**Records to process**
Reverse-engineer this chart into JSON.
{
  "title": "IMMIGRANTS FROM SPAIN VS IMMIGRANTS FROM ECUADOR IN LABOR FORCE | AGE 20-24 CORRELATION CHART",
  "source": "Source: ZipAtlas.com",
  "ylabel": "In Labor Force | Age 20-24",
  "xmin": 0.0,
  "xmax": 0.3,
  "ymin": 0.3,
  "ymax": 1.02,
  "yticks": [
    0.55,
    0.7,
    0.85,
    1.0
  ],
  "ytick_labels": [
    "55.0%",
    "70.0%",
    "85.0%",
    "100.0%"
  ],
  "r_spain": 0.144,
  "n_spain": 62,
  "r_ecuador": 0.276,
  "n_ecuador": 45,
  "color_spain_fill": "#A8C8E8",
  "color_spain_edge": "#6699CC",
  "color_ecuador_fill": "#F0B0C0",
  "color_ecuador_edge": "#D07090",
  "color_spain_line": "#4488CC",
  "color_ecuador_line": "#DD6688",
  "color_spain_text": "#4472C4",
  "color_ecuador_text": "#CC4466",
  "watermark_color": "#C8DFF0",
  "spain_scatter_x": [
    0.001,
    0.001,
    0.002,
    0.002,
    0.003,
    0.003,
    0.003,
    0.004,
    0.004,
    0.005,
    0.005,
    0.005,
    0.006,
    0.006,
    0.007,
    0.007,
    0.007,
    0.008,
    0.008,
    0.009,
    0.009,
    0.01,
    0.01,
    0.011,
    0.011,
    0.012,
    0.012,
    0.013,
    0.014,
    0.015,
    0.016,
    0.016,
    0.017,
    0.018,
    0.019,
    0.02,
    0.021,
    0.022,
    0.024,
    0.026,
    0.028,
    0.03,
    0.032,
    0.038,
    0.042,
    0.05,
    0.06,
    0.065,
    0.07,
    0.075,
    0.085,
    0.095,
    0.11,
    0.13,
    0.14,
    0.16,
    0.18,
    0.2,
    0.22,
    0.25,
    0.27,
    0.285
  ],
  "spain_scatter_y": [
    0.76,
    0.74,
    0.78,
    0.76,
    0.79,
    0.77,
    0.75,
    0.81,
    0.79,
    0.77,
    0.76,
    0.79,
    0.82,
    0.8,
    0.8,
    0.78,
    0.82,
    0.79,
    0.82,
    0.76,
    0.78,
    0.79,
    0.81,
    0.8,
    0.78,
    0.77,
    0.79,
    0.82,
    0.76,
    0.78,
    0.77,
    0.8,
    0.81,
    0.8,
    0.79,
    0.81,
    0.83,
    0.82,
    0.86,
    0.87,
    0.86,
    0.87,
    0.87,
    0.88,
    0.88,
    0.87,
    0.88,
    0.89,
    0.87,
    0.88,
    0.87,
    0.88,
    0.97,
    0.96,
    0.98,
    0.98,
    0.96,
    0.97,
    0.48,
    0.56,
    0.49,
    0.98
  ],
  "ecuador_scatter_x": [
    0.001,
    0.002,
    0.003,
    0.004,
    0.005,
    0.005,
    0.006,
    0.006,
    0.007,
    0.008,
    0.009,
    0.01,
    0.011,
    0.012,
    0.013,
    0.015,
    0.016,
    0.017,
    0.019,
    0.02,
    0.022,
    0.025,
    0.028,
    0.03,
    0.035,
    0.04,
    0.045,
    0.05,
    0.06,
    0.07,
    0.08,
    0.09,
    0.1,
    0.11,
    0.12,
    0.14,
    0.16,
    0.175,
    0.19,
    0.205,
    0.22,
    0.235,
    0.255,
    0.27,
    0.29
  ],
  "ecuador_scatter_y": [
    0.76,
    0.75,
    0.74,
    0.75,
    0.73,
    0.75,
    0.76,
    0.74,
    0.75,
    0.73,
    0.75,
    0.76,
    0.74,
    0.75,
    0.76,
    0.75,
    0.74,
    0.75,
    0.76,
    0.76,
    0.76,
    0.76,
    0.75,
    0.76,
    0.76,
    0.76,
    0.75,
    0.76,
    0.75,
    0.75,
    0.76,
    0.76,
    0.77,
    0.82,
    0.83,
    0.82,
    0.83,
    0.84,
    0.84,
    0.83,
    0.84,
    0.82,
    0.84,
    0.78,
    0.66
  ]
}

**What is asked**
Write out the entire listing exactly.

**The response**
Reverse-engineer this chart into JSON.
{
  "title": "IMMIGRANTS FROM SPAIN VS IMMIGRANTS FROM ECUADOR IN LABOR FORCE | AGE 20-24 CORRELATION CHART",
  "source": "Source: ZipAtlas.com",
  "ylabel": "In Labor Force | Age 20-24",
  "xmin": 0.0,
  "xmax": 0.3,
  "ymin": 0.3,
  "ymax": 1.02,
  "yticks": [
    0.55,
    0.7,
    0.85,
    1.0
  ],
  "ytick_labels": [
    "55.0%",
    "70.0%",
    "85.0%",
    "100.0%"
  ],
  "r_spain": 0.144,
  "n_spain": 62,
  "r_ecuador": 0.276,
  "n_ecuador": 45,
  "color_spain_fill": "#A8C8E8",
  "color_spain_edge": "#6699CC",
  "color_ecuador_fill": "#F0B0C0",
  "color_ecuador_edge": "#D07090",
  "color_spain_line": "#4488CC",
  "color_ecuador_line": "#DD6688",
  "color_spain_text": "#4472C4",
  "color_ecuador_text": "#CC4466",
  "watermark_color": "#C8DFF0",
  "spain_scatter_x": [
    0.001,
    0.001,
    0.002,
    0.002,
    0.003,
    0.003,
    0.003,
    0.004,
    0.004,
    0.005,
    0.005,
    0.005,
    0.006,
    0.006,
    0.007,
    0.007,
    0.007,
    0.008,
    0.008,
    0.009,
    0.009,
    0.01,
    0.01,
    0.011,
    0.011,
    0.012,
    0.012,
    0.013,
    0.014,
    0.015,
    0.016,
    0.016,
    0.017,
    0.018,
    0.019,
    0.02,
    0.021,
    0.022,
    0.024,
    0.026,
    0.028,
    0.03,
    0.032,
    0.038,
    0.042,
    0.05,
    0.06,
    0.065,
    0.07,
    0.075,
    0.085,
    0.095,
    0.11,
    0.13,
    0.14,
    0.16,
    0.18,
    0.2,
    0.22,
    0.25,
    0.27,
    0.285
  ],
  "spain_scatter_y": [
    0.76,
    0.74,
    0.78,
    0.76,
    0.79,
    0.77,
    0.75,
    0.81,
    0.79,
    0.77,
    0.76,
    0.79,
    0.82,
    0.8,
    0.8,
    0.78,
    0.82,
    0.79,
    0.82,
    0.76,
    0.78,
    0.79,
    0.81,
    0.8,
    0.78,
    0.77,
    0.79,
    0.82,
    0.76,
    0.78,
    0.77,
    0.8,
    0.81,
    0.8,
    0.79,
    0.81,
    0.83,
    0.82,
    0.86,
    0.87,
    0.86,
    0.87,
    0.87,
    0.88,
    0.88,
    0.87,
    0.88,
    0.89,
    0.87,
    0.88,
    0.87,
    0.88,
    0.97,
    0.96,
    0.98,
    0.98,
    0.96,
    0.97,
    0.48,
    0.56,
    0.49,
    0.98
  ],
  "ecuador_scatter_x": [
    0.001,
    0.002,
    0.003,
    0.004,
    0.005,
    0.005,
    0.006,
    0.006,
    0.007,
    0.008,
    0.009,
    0.01,
    0.011,
    0.012,
    0.013,
    0.015,
    0.016,
    0.017,
    0.019,
    0.02,
    0.022,
    0.025,
    0.028,
    0.03,
    0.035,
    0.04,
    0.045,
    0.05,
    0.06,
    0.07,
    0.08,
    0.09,
    0.1,
    0.11,
    0.12,
    0.14,
    0.16,
    0.175,
    0.19,
    0.205,
    0.22,
    0.235,
    0.255,
    0.27,
    0.29
  ],
  "ecuador_scatter_y": [
    0.76,
    0.75,
    0.74,
    0.75,
    0.73,
    0.75,
    0.76,
    0.74,
    0.75,
    0.73,
    0.75,
    0.76,
    0.74,
    0.75,
    0.76,
    0.75,
    0.74,
    0.75,
    0.76,
    0.76,
    0.76,
    0.76,
    0.75,
    0.76,
    0.76,
    0.76,
    0.75,
    0.76,
    0.75,
    0.75,
    0.76,
    0.76,
    0.77,
    0.82,
    0.83,
    0.82,
    0.83,
    0.84,
    0.84,
    0.83,
    0.84,
    0.82,
    0.84,
    0.78,
    0.66
  ]
}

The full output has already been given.